* _SET PROBLEM_:
State the number of lines where "AVILOO" appears. Add nothing else.

<<<<

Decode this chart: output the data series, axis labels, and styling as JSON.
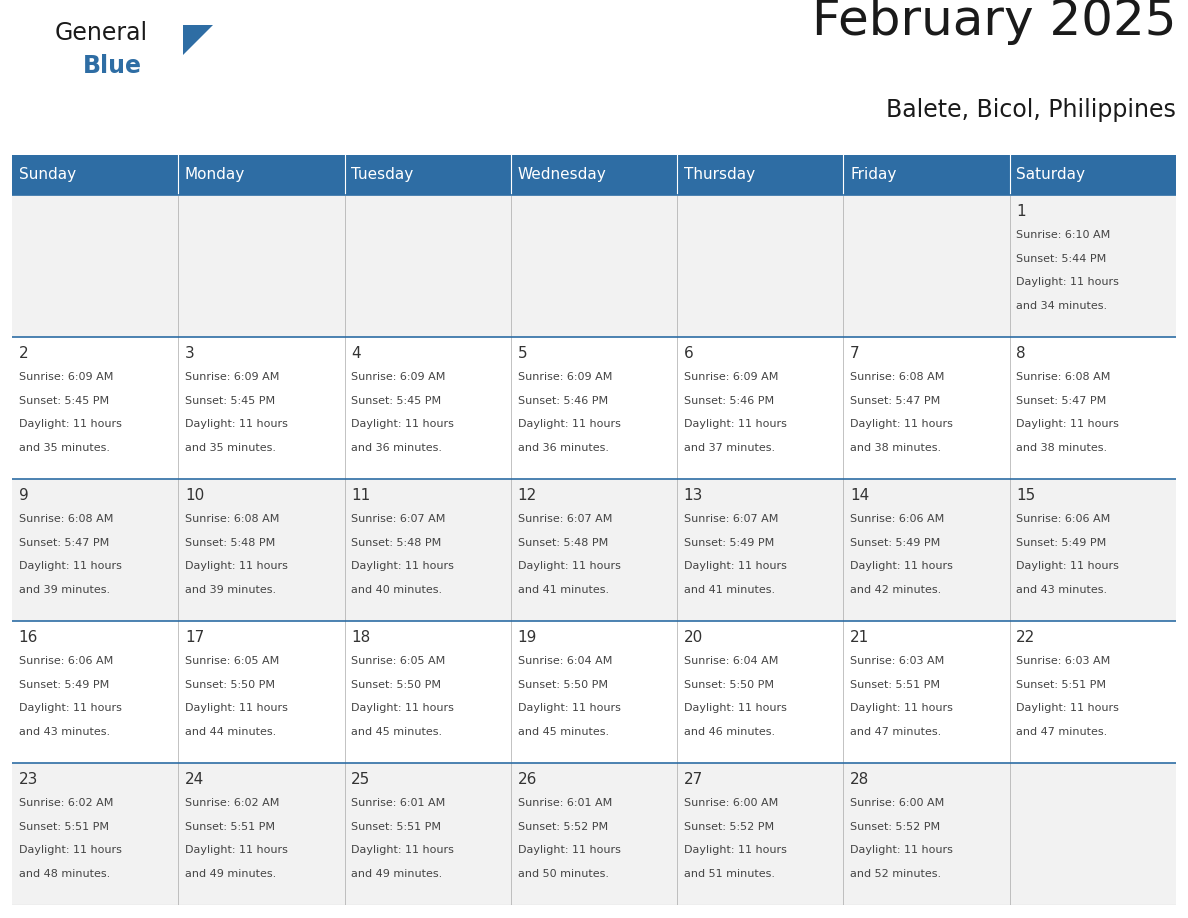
{
  "title": "February 2025",
  "subtitle": "Balete, Bicol, Philippines",
  "days_of_week": [
    "Sunday",
    "Monday",
    "Tuesday",
    "Wednesday",
    "Thursday",
    "Friday",
    "Saturday"
  ],
  "header_bg": "#2E6DA4",
  "header_text": "#FFFFFF",
  "cell_bg_row0": "#F2F2F2",
  "cell_bg_row1": "#FFFFFF",
  "cell_bg_row2": "#F2F2F2",
  "cell_bg_row3": "#FFFFFF",
  "cell_bg_row4": "#F2F2F2",
  "cell_border": "#AAAAAA",
  "row_border": "#2E6DA4",
  "day_num_color": "#333333",
  "cell_text_color": "#444444",
  "title_color": "#1a1a1a",
  "subtitle_color": "#1a1a1a",
  "logo_general_color": "#1a1a1a",
  "logo_blue_color": "#2E6DA4",
  "calendar_data": [
    {
      "day": 1,
      "row": 0,
      "col": 6,
      "sunrise": "6:10 AM",
      "sunset": "5:44 PM",
      "daylight_h": "11 hours",
      "daylight_m": "and 34 minutes."
    },
    {
      "day": 2,
      "row": 1,
      "col": 0,
      "sunrise": "6:09 AM",
      "sunset": "5:45 PM",
      "daylight_h": "11 hours",
      "daylight_m": "and 35 minutes."
    },
    {
      "day": 3,
      "row": 1,
      "col": 1,
      "sunrise": "6:09 AM",
      "sunset": "5:45 PM",
      "daylight_h": "11 hours",
      "daylight_m": "and 35 minutes."
    },
    {
      "day": 4,
      "row": 1,
      "col": 2,
      "sunrise": "6:09 AM",
      "sunset": "5:45 PM",
      "daylight_h": "11 hours",
      "daylight_m": "and 36 minutes."
    },
    {
      "day": 5,
      "row": 1,
      "col": 3,
      "sunrise": "6:09 AM",
      "sunset": "5:46 PM",
      "daylight_h": "11 hours",
      "daylight_m": "and 36 minutes."
    },
    {
      "day": 6,
      "row": 1,
      "col": 4,
      "sunrise": "6:09 AM",
      "sunset": "5:46 PM",
      "daylight_h": "11 hours",
      "daylight_m": "and 37 minutes."
    },
    {
      "day": 7,
      "row": 1,
      "col": 5,
      "sunrise": "6:08 AM",
      "sunset": "5:47 PM",
      "daylight_h": "11 hours",
      "daylight_m": "and 38 minutes."
    },
    {
      "day": 8,
      "row": 1,
      "col": 6,
      "sunrise": "6:08 AM",
      "sunset": "5:47 PM",
      "daylight_h": "11 hours",
      "daylight_m": "and 38 minutes."
    },
    {
      "day": 9,
      "row": 2,
      "col": 0,
      "sunrise": "6:08 AM",
      "sunset": "5:47 PM",
      "daylight_h": "11 hours",
      "daylight_m": "and 39 minutes."
    },
    {
      "day": 10,
      "row": 2,
      "col": 1,
      "sunrise": "6:08 AM",
      "sunset": "5:48 PM",
      "daylight_h": "11 hours",
      "daylight_m": "and 39 minutes."
    },
    {
      "day": 11,
      "row": 2,
      "col": 2,
      "sunrise": "6:07 AM",
      "sunset": "5:48 PM",
      "daylight_h": "11 hours",
      "daylight_m": "and 40 minutes."
    },
    {
      "day": 12,
      "row": 2,
      "col": 3,
      "sunrise": "6:07 AM",
      "sunset": "5:48 PM",
      "daylight_h": "11 hours",
      "daylight_m": "and 41 minutes."
    },
    {
      "day": 13,
      "row": 2,
      "col": 4,
      "sunrise": "6:07 AM",
      "sunset": "5:49 PM",
      "daylight_h": "11 hours",
      "daylight_m": "and 41 minutes."
    },
    {
      "day": 14,
      "row": 2,
      "col": 5,
      "sunrise": "6:06 AM",
      "sunset": "5:49 PM",
      "daylight_h": "11 hours",
      "daylight_m": "and 42 minutes."
    },
    {
      "day": 15,
      "row": 2,
      "col": 6,
      "sunrise": "6:06 AM",
      "sunset": "5:49 PM",
      "daylight_h": "11 hours",
      "daylight_m": "and 43 minutes."
    },
    {
      "day": 16,
      "row": 3,
      "col": 0,
      "sunrise": "6:06 AM",
      "sunset": "5:49 PM",
      "daylight_h": "11 hours",
      "daylight_m": "and 43 minutes."
    },
    {
      "day": 17,
      "row": 3,
      "col": 1,
      "sunrise": "6:05 AM",
      "sunset": "5:50 PM",
      "daylight_h": "11 hours",
      "daylight_m": "and 44 minutes."
    },
    {
      "day": 18,
      "row": 3,
      "col": 2,
      "sunrise": "6:05 AM",
      "sunset": "5:50 PM",
      "daylight_h": "11 hours",
      "daylight_m": "and 45 minutes."
    },
    {
      "day": 19,
      "row": 3,
      "col": 3,
      "sunrise": "6:04 AM",
      "sunset": "5:50 PM",
      "daylight_h": "11 hours",
      "daylight_m": "and 45 minutes."
    },
    {
      "day": 20,
      "row": 3,
      "col": 4,
      "sunrise": "6:04 AM",
      "sunset": "5:50 PM",
      "daylight_h": "11 hours",
      "daylight_m": "and 46 minutes."
    },
    {
      "day": 21,
      "row": 3,
      "col": 5,
      "sunrise": "6:03 AM",
      "sunset": "5:51 PM",
      "daylight_h": "11 hours",
      "daylight_m": "and 47 minutes."
    },
    {
      "day": 22,
      "row": 3,
      "col": 6,
      "sunrise": "6:03 AM",
      "sunset": "5:51 PM",
      "daylight_h": "11 hours",
      "daylight_m": "and 47 minutes."
    },
    {
      "day": 23,
      "row": 4,
      "col": 0,
      "sunrise": "6:02 AM",
      "sunset": "5:51 PM",
      "daylight_h": "11 hours",
      "daylight_m": "and 48 minutes."
    },
    {
      "day": 24,
      "row": 4,
      "col": 1,
      "sunrise": "6:02 AM",
      "sunset": "5:51 PM",
      "daylight_h": "11 hours",
      "daylight_m": "and 49 minutes."
    },
    {
      "day": 25,
      "row": 4,
      "col": 2,
      "sunrise": "6:01 AM",
      "sunset": "5:51 PM",
      "daylight_h": "11 hours",
      "daylight_m": "and 49 minutes."
    },
    {
      "day": 26,
      "row": 4,
      "col": 3,
      "sunrise": "6:01 AM",
      "sunset": "5:52 PM",
      "daylight_h": "11 hours",
      "daylight_m": "and 50 minutes."
    },
    {
      "day": 27,
      "row": 4,
      "col": 4,
      "sunrise": "6:00 AM",
      "sunset": "5:52 PM",
      "daylight_h": "11 hours",
      "daylight_m": "and 51 minutes."
    },
    {
      "day": 28,
      "row": 4,
      "col": 5,
      "sunrise": "6:00 AM",
      "sunset": "5:52 PM",
      "daylight_h": "11 hours",
      "daylight_m": "and 52 minutes."
    }
  ]
}
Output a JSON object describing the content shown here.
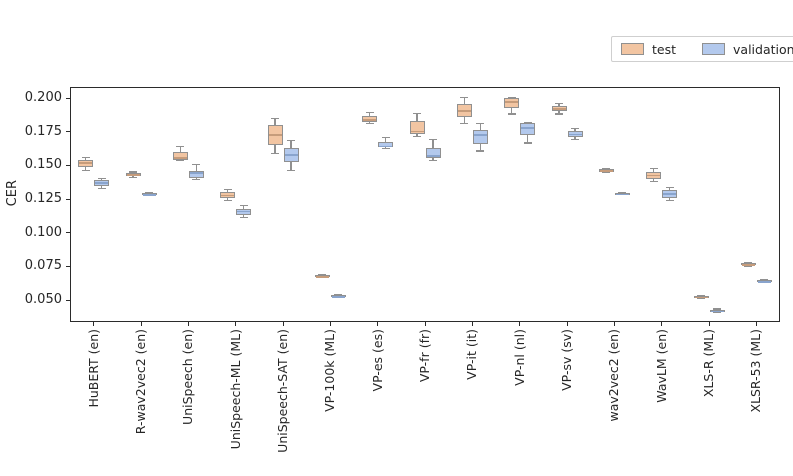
{
  "chart_data": {
    "type": "boxplot",
    "title": "",
    "ylabel": "CER",
    "xlabel": "",
    "ylim": [
      0.0337,
      0.2083
    ],
    "yticks": [
      0.05,
      0.075,
      0.1,
      0.125,
      0.15,
      0.175,
      0.2
    ],
    "grid": false,
    "legend_position": "top-right outside axes",
    "legend": [
      {
        "label": "test",
        "color": "#f2c5a2"
      },
      {
        "label": "validation",
        "color": "#b3c9ed"
      }
    ],
    "categories": [
      "HuBERT (en)",
      "R-wav2vec2 (en)",
      "UniSpeech (en)",
      "UniSpeech-ML (ML)",
      "UniSpeech-SAT (en)",
      "VP-100k (ML)",
      "VP-es (es)",
      "VP-fr (fr)",
      "VP-it (it)",
      "VP-nl (nl)",
      "VP-sv (sv)",
      "wav2vec2 (en)",
      "WavLM (en)",
      "XLS-R (ML)",
      "XLSR-53 (ML)"
    ],
    "series": [
      {
        "name": "test",
        "color": "#f2c5a2",
        "median_color": "#c69c7b",
        "boxes": [
          {
            "whislo": 0.1465,
            "q1": 0.149,
            "med": 0.152,
            "q3": 0.154,
            "whishi": 0.156
          },
          {
            "whislo": 0.1412,
            "q1": 0.1422,
            "med": 0.1431,
            "q3": 0.1443,
            "whishi": 0.1452
          },
          {
            "whislo": 0.1535,
            "q1": 0.1542,
            "med": 0.1558,
            "q3": 0.1597,
            "whishi": 0.1638
          },
          {
            "whislo": 0.124,
            "q1": 0.1258,
            "med": 0.1281,
            "q3": 0.1301,
            "whishi": 0.132
          },
          {
            "whislo": 0.159,
            "q1": 0.1655,
            "med": 0.173,
            "q3": 0.1802,
            "whishi": 0.1849
          },
          {
            "whislo": 0.0665,
            "q1": 0.0671,
            "med": 0.0678,
            "q3": 0.0685,
            "whishi": 0.0691
          },
          {
            "whislo": 0.1814,
            "q1": 0.1823,
            "med": 0.1843,
            "q3": 0.1871,
            "whishi": 0.1894
          },
          {
            "whislo": 0.1716,
            "q1": 0.1731,
            "med": 0.1755,
            "q3": 0.1829,
            "whishi": 0.1888
          },
          {
            "whislo": 0.181,
            "q1": 0.1858,
            "med": 0.1908,
            "q3": 0.1955,
            "whishi": 0.2005
          },
          {
            "whislo": 0.1883,
            "q1": 0.1928,
            "med": 0.1976,
            "q3": 0.2001,
            "whishi": 0.2003
          },
          {
            "whislo": 0.1883,
            "q1": 0.1901,
            "med": 0.1925,
            "q3": 0.1945,
            "whishi": 0.1964
          },
          {
            "whislo": 0.1446,
            "q1": 0.1455,
            "med": 0.1463,
            "q3": 0.1471,
            "whishi": 0.1479
          },
          {
            "whislo": 0.138,
            "q1": 0.1402,
            "med": 0.1428,
            "q3": 0.1449,
            "whishi": 0.1476
          },
          {
            "whislo": 0.051,
            "q1": 0.0517,
            "med": 0.0524,
            "q3": 0.0531,
            "whishi": 0.0537
          },
          {
            "whislo": 0.0752,
            "q1": 0.0759,
            "med": 0.0765,
            "q3": 0.0772,
            "whishi": 0.0778
          }
        ]
      },
      {
        "name": "validation",
        "color": "#b3c9ed",
        "median_color": "#89a4cd",
        "boxes": [
          {
            "whislo": 0.1328,
            "q1": 0.135,
            "med": 0.1375,
            "q3": 0.1391,
            "whishi": 0.1406
          },
          {
            "whislo": 0.1275,
            "q1": 0.1281,
            "med": 0.1287,
            "q3": 0.1293,
            "whishi": 0.1299
          },
          {
            "whislo": 0.1399,
            "q1": 0.1406,
            "med": 0.1448,
            "q3": 0.1458,
            "whishi": 0.1506
          },
          {
            "whislo": 0.1113,
            "q1": 0.1134,
            "med": 0.1163,
            "q3": 0.1178,
            "whishi": 0.1201
          },
          {
            "whislo": 0.1462,
            "q1": 0.1527,
            "med": 0.1581,
            "q3": 0.1633,
            "whishi": 0.1687
          },
          {
            "whislo": 0.0518,
            "q1": 0.0524,
            "med": 0.0531,
            "q3": 0.0538,
            "whishi": 0.0544
          },
          {
            "whislo": 0.1628,
            "q1": 0.1634,
            "med": 0.1645,
            "q3": 0.1676,
            "whishi": 0.1711
          },
          {
            "whislo": 0.1539,
            "q1": 0.1552,
            "med": 0.1574,
            "q3": 0.1633,
            "whishi": 0.1692
          },
          {
            "whislo": 0.1608,
            "q1": 0.1662,
            "med": 0.173,
            "q3": 0.1765,
            "whishi": 0.1814
          },
          {
            "whislo": 0.1667,
            "q1": 0.1723,
            "med": 0.178,
            "q3": 0.1814,
            "whishi": 0.1821
          },
          {
            "whislo": 0.1694,
            "q1": 0.1711,
            "med": 0.1733,
            "q3": 0.1753,
            "whishi": 0.1777
          },
          {
            "whislo": 0.1282,
            "q1": 0.1287,
            "med": 0.1292,
            "q3": 0.1297,
            "whishi": 0.1302
          },
          {
            "whislo": 0.1237,
            "q1": 0.1261,
            "med": 0.1293,
            "q3": 0.1319,
            "whishi": 0.1338
          },
          {
            "whislo": 0.0407,
            "q1": 0.0414,
            "med": 0.0421,
            "q3": 0.0428,
            "whishi": 0.0434
          },
          {
            "whislo": 0.0628,
            "q1": 0.0635,
            "med": 0.0642,
            "q3": 0.0649,
            "whishi": 0.0655
          }
        ]
      }
    ]
  }
}
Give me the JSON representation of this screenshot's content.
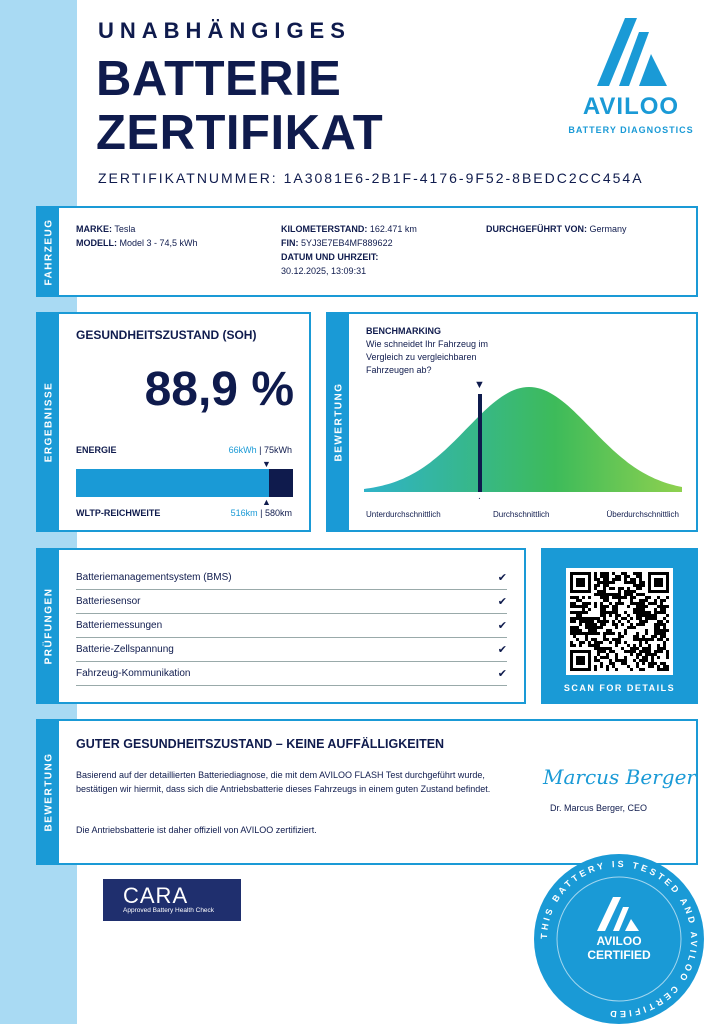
{
  "header": {
    "subtitle": "UNABHÄNGIGES",
    "title_line1": "BATTERIE",
    "title_line2": "ZERTIFIKAT",
    "cert_label": "ZERTIFIKATNUMMER:",
    "cert_number": "1A3081E6-2B1F-4176-9F52-8BEDC2CC454A"
  },
  "brand": {
    "name": "AVILOO",
    "tagline": "BATTERY DIAGNOSTICS",
    "color": "#1a9ad6"
  },
  "vehicle": {
    "side_label": "FAHRZEUG",
    "make_label": "MARKE:",
    "make": "Tesla",
    "model_label": "MODELL:",
    "model": "Model 3 - 74,5 kWh",
    "mileage_label": "KILOMETERSTAND:",
    "mileage": "162.471 km",
    "vin_label": "FIN:",
    "vin": "5YJ3E7EB4MF889622",
    "datetime_label": "DATUM UND UHRZEIT:",
    "datetime": "30.12.2025, 13:09:31",
    "performed_label": "DURCHGEFÜHRT VON:",
    "performed_by": "Germany"
  },
  "results": {
    "side_label": "ERGEBNISSE",
    "soh_title": "GESUNDHEITSZUSTAND (SOH)",
    "soh_value": "88,9 %",
    "energy_label": "ENERGIE",
    "energy_current": "66kWh",
    "energy_sep": " | ",
    "energy_nominal": "75kWh",
    "range_label": "WLTP-REICHWEITE",
    "range_current": "516km",
    "range_nominal": "580km",
    "fill_percent": 88.9
  },
  "benchmark": {
    "side_label": "BEWERTUNG",
    "title": "BENCHMARKING",
    "question": "Wie schneidet Ihr Fahrzeug im Vergleich zu vergleichbaren Fahrzeugen ab?",
    "label_low": "Unterdurchschnittlich",
    "label_mid": "Durchschnittlich",
    "label_high": "Überdurchschnittlich"
  },
  "checks": {
    "side_label": "PRÜFUNGEN",
    "items": [
      {
        "label": "Batteriemanagementsystem (BMS)",
        "passed": true
      },
      {
        "label": "Batteriesensor",
        "passed": true
      },
      {
        "label": "Batteriemessungen",
        "passed": true
      },
      {
        "label": "Batterie-Zellspannung",
        "passed": true
      },
      {
        "label": "Fahrzeug-Kommunikation",
        "passed": true
      }
    ],
    "check_icon": "✔"
  },
  "qr": {
    "label": "SCAN FOR DETAILS"
  },
  "verdict": {
    "side_label": "BEWERTUNG",
    "title": "GUTER GESUNDHEITSZUSTAND – KEINE AUFFÄLLIGKEITEN",
    "para1": "Basierend auf der detaillierten Batteriediagnose, die mit dem AVILOO FLASH Test durchgeführt wurde, bestätigen wir hiermit, dass sich die Antriebsbatterie dieses Fahrzeugs in einem guten Zustand befindet.",
    "para2": "Die Antriebsbatterie ist daher offiziell von AVILOO zertifiziert.",
    "signature": "Marcus Berger",
    "signer": "Dr. Marcus Berger, CEO"
  },
  "cara": {
    "name": "CARA",
    "tagline": "Approved Battery Health Check"
  },
  "seal": {
    "ring_text": "THIS BATTERY IS TESTED AND AVILOO CERTIFIED",
    "brand": "AVILOO",
    "label": "CERTIFIED"
  }
}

>>>>

* _FULL RESPONSE_:
5